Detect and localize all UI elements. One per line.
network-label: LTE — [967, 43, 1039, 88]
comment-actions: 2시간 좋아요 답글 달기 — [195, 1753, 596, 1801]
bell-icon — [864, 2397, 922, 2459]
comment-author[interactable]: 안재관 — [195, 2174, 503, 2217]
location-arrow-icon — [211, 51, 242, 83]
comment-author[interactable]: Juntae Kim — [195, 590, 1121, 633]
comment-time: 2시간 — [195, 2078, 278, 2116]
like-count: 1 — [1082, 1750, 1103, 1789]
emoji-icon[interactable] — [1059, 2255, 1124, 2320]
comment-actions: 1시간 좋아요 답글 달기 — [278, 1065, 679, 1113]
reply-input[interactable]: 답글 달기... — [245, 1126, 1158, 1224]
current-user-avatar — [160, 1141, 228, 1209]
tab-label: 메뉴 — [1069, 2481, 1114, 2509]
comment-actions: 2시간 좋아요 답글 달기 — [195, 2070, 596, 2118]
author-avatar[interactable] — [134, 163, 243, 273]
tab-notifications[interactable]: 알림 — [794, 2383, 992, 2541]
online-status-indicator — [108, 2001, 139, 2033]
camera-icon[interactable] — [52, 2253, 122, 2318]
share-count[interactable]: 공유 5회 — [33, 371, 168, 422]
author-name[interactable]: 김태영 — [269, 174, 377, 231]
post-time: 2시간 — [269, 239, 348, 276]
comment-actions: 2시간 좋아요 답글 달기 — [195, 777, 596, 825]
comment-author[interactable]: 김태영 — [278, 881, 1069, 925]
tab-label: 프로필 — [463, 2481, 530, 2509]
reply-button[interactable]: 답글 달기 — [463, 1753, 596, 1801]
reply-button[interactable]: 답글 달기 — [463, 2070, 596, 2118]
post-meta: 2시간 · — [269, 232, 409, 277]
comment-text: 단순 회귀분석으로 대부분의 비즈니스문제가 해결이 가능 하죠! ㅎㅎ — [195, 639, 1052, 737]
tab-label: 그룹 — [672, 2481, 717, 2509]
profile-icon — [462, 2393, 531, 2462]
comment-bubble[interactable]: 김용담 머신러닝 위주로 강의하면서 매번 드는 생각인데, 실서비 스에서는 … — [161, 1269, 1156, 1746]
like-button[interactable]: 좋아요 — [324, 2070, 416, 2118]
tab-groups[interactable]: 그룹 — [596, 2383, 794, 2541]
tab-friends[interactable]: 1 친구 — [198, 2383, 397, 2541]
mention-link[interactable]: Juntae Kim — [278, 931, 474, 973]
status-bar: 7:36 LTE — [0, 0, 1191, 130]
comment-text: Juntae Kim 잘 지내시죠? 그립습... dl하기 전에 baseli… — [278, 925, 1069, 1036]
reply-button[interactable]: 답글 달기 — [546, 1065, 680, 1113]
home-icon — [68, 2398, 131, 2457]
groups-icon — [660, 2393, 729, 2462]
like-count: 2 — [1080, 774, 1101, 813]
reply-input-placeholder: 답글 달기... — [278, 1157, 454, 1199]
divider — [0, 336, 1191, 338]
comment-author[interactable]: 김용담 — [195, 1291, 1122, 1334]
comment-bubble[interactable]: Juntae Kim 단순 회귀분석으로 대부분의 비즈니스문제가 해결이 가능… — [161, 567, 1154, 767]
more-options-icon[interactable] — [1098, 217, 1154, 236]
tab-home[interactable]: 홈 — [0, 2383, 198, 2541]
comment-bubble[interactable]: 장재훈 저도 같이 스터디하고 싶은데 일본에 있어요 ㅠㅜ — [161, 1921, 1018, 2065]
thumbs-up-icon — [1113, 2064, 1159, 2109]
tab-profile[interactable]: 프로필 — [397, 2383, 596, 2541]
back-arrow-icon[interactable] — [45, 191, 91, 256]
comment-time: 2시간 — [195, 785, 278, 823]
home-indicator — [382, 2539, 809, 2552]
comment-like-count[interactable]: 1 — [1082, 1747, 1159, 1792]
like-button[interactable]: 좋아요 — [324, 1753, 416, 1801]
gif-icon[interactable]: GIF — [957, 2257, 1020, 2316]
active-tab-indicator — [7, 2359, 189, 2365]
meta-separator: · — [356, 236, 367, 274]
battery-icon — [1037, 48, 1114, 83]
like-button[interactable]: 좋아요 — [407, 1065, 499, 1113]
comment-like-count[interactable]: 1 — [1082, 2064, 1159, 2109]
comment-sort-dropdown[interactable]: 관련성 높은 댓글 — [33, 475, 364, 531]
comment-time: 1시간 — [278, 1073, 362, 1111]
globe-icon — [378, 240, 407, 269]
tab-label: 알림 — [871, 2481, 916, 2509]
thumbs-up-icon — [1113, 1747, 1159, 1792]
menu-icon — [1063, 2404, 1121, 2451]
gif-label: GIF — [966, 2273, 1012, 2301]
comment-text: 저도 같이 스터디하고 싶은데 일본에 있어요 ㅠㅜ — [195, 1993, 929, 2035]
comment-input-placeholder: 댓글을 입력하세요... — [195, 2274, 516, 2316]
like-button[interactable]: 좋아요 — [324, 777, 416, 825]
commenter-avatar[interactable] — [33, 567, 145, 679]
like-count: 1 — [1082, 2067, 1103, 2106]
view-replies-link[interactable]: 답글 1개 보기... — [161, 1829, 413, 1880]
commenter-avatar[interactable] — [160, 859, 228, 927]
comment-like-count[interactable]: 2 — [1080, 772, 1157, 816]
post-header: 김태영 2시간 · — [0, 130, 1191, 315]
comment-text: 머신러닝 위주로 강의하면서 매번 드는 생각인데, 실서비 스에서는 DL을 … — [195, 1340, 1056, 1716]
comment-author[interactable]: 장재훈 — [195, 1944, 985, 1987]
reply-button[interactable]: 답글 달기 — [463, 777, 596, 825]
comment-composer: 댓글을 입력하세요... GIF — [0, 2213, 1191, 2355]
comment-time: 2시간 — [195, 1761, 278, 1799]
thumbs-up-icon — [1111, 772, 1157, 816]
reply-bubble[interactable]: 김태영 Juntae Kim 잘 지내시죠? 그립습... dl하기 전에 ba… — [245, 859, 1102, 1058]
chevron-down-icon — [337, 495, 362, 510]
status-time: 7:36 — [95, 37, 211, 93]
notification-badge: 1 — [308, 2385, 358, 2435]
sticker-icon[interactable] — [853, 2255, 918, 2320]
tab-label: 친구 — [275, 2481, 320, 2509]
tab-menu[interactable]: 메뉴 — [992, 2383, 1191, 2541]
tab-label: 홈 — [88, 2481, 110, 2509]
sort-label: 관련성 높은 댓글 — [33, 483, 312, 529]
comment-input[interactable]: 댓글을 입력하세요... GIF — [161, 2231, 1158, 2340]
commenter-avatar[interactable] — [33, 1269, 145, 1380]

......

● What is being asked
Reproduce all of the data above line for line, without altering anything.

● Exercise output
Detect and localize all UI elements. One per line.
network-label: LTE — [967, 43, 1039, 88]
comment-actions: 2시간 좋아요 답글 달기 — [195, 1753, 596, 1801]
bell-icon — [864, 2397, 922, 2459]
comment-author[interactable]: 안재관 — [195, 2174, 503, 2217]
location-arrow-icon — [211, 51, 242, 83]
comment-author[interactable]: Juntae Kim — [195, 590, 1121, 633]
comment-time: 2시간 — [195, 2078, 278, 2116]
like-count: 1 — [1082, 1750, 1103, 1789]
emoji-icon[interactable] — [1059, 2255, 1124, 2320]
comment-actions: 1시간 좋아요 답글 달기 — [278, 1065, 679, 1113]
reply-input[interactable]: 답글 달기... — [245, 1126, 1158, 1224]
current-user-avatar — [160, 1141, 228, 1209]
tab-label: 메뉴 — [1069, 2481, 1114, 2509]
comment-actions: 2시간 좋아요 답글 달기 — [195, 2070, 596, 2118]
author-avatar[interactable] — [134, 163, 243, 273]
tab-notifications[interactable]: 알림 — [794, 2383, 992, 2541]
online-status-indicator — [108, 2001, 139, 2033]
camera-icon[interactable] — [52, 2253, 122, 2318]
share-count[interactable]: 공유 5회 — [33, 371, 168, 422]
author-name[interactable]: 김태영 — [269, 174, 377, 231]
post-time: 2시간 — [269, 239, 348, 276]
comment-actions: 2시간 좋아요 답글 달기 — [195, 777, 596, 825]
comment-author[interactable]: 김태영 — [278, 881, 1069, 925]
tab-label: 프로필 — [463, 2481, 530, 2509]
reply-button[interactable]: 답글 달기 — [463, 1753, 596, 1801]
reply-button[interactable]: 답글 달기 — [463, 2070, 596, 2118]
post-meta: 2시간 · — [269, 232, 409, 277]
comment-text: 단순 회귀분석으로 대부분의 비즈니스문제가 해결이 가능 하죠! ㅎㅎ — [195, 639, 1052, 737]
tab-label: 그룹 — [672, 2481, 717, 2509]
profile-icon — [462, 2393, 531, 2462]
comment-bubble[interactable]: 김용담 머신러닝 위주로 강의하면서 매번 드는 생각인데, 실서비 스에서는 … — [161, 1269, 1156, 1746]
like-button[interactable]: 좋아요 — [324, 2070, 416, 2118]
tab-groups[interactable]: 그룹 — [596, 2383, 794, 2541]
tab-friends[interactable]: 1 친구 — [198, 2383, 397, 2541]
mention-link[interactable]: Juntae Kim — [278, 931, 474, 973]
status-bar: 7:36 LTE — [0, 0, 1191, 130]
comment-text: Juntae Kim 잘 지내시죠? 그립습... dl하기 전에 baseli… — [278, 925, 1069, 1036]
reply-button[interactable]: 답글 달기 — [546, 1065, 680, 1113]
home-icon — [68, 2398, 131, 2457]
groups-icon — [660, 2393, 729, 2462]
like-count: 2 — [1080, 774, 1101, 813]
reply-input-placeholder: 답글 달기... — [278, 1157, 454, 1199]
divider — [0, 336, 1191, 338]
comment-author[interactable]: 김용담 — [195, 1291, 1122, 1334]
comment-bubble[interactable]: Juntae Kim 단순 회귀분석으로 대부분의 비즈니스문제가 해결이 가능… — [161, 567, 1154, 767]
more-options-icon[interactable] — [1098, 217, 1154, 236]
tab-home[interactable]: 홈 — [0, 2383, 198, 2541]
comment-bubble[interactable]: 장재훈 저도 같이 스터디하고 싶은데 일본에 있어요 ㅠㅜ — [161, 1921, 1018, 2065]
thumbs-up-icon — [1113, 2064, 1159, 2109]
tab-profile[interactable]: 프로필 — [397, 2383, 596, 2541]
back-arrow-icon[interactable] — [45, 191, 91, 256]
comment-time: 2시간 — [195, 785, 278, 823]
home-indicator — [382, 2539, 809, 2552]
comment-like-count[interactable]: 1 — [1082, 1747, 1159, 1792]
like-button[interactable]: 좋아요 — [324, 1753, 416, 1801]
gif-icon[interactable]: GIF — [957, 2257, 1020, 2316]
active-tab-indicator — [7, 2359, 189, 2365]
meta-separator: · — [356, 236, 367, 274]
battery-icon — [1037, 48, 1114, 83]
like-button[interactable]: 좋아요 — [407, 1065, 499, 1113]
comment-like-count[interactable]: 1 — [1082, 2064, 1159, 2109]
comment-sort-dropdown[interactable]: 관련성 높은 댓글 — [33, 475, 364, 531]
comment-time: 1시간 — [278, 1073, 362, 1111]
globe-icon — [378, 240, 407, 269]
tab-label: 알림 — [871, 2481, 916, 2509]
thumbs-up-icon — [1113, 1747, 1159, 1792]
menu-icon — [1063, 2404, 1121, 2451]
gif-label: GIF — [966, 2273, 1012, 2301]
comment-text: 저도 같이 스터디하고 싶은데 일본에 있어요 ㅠㅜ — [195, 1993, 929, 2035]
comment-input-placeholder: 댓글을 입력하세요... — [195, 2274, 516, 2316]
like-button[interactable]: 좋아요 — [324, 777, 416, 825]
commenter-avatar[interactable] — [33, 567, 145, 679]
like-count: 1 — [1082, 2067, 1103, 2106]
view-replies-link[interactable]: 답글 1개 보기... — [161, 1829, 413, 1880]
commenter-avatar[interactable] — [160, 859, 228, 927]
comment-like-count[interactable]: 2 — [1080, 772, 1157, 816]
post-header: 김태영 2시간 · — [0, 130, 1191, 315]
comment-text: 머신러닝 위주로 강의하면서 매번 드는 생각인데, 실서비 스에서는 DL을 … — [195, 1340, 1056, 1716]
comment-author[interactable]: 장재훈 — [195, 1944, 985, 1987]
reply-button[interactable]: 답글 달기 — [463, 777, 596, 825]
comment-composer: 댓글을 입력하세요... GIF — [0, 2213, 1191, 2355]
comment-time: 2시간 — [195, 1761, 278, 1799]
thumbs-up-icon — [1111, 772, 1157, 816]
reply-bubble[interactable]: 김태영 Juntae Kim 잘 지내시죠? 그립습... dl하기 전에 ba… — [245, 859, 1102, 1058]
chevron-down-icon — [337, 495, 362, 510]
status-time: 7:36 — [95, 37, 211, 93]
notification-badge: 1 — [308, 2385, 358, 2435]
sticker-icon[interactable] — [853, 2255, 918, 2320]
tab-label: 친구 — [275, 2481, 320, 2509]
tab-menu[interactable]: 메뉴 — [992, 2383, 1191, 2541]
tab-label: 홈 — [88, 2481, 110, 2509]
sort-label: 관련성 높은 댓글 — [33, 483, 312, 529]
comment-input[interactable]: 댓글을 입력하세요... GIF — [161, 2231, 1158, 2340]
commenter-avatar[interactable] — [33, 1269, 145, 1380]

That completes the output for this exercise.